---------- The data

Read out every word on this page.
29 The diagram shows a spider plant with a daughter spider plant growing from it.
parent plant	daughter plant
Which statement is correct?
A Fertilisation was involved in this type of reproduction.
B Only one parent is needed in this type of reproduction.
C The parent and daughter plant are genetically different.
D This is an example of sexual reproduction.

--------------------

● Exercise requirements: Reproduce the data, keeping every line exactly the same.

● Answer to this exercise:
Read out every word on this page.
29 The diagram shows a spider plant with a daughter spider plant growing from it.
parent plant	daughter plant
Which statement is correct?
A Fertilisation was involved in this type of reproduction.
B Only one parent is needed in this type of reproduction.
C The parent and daughter plant are genetically different.
D This is an example of sexual reproduction.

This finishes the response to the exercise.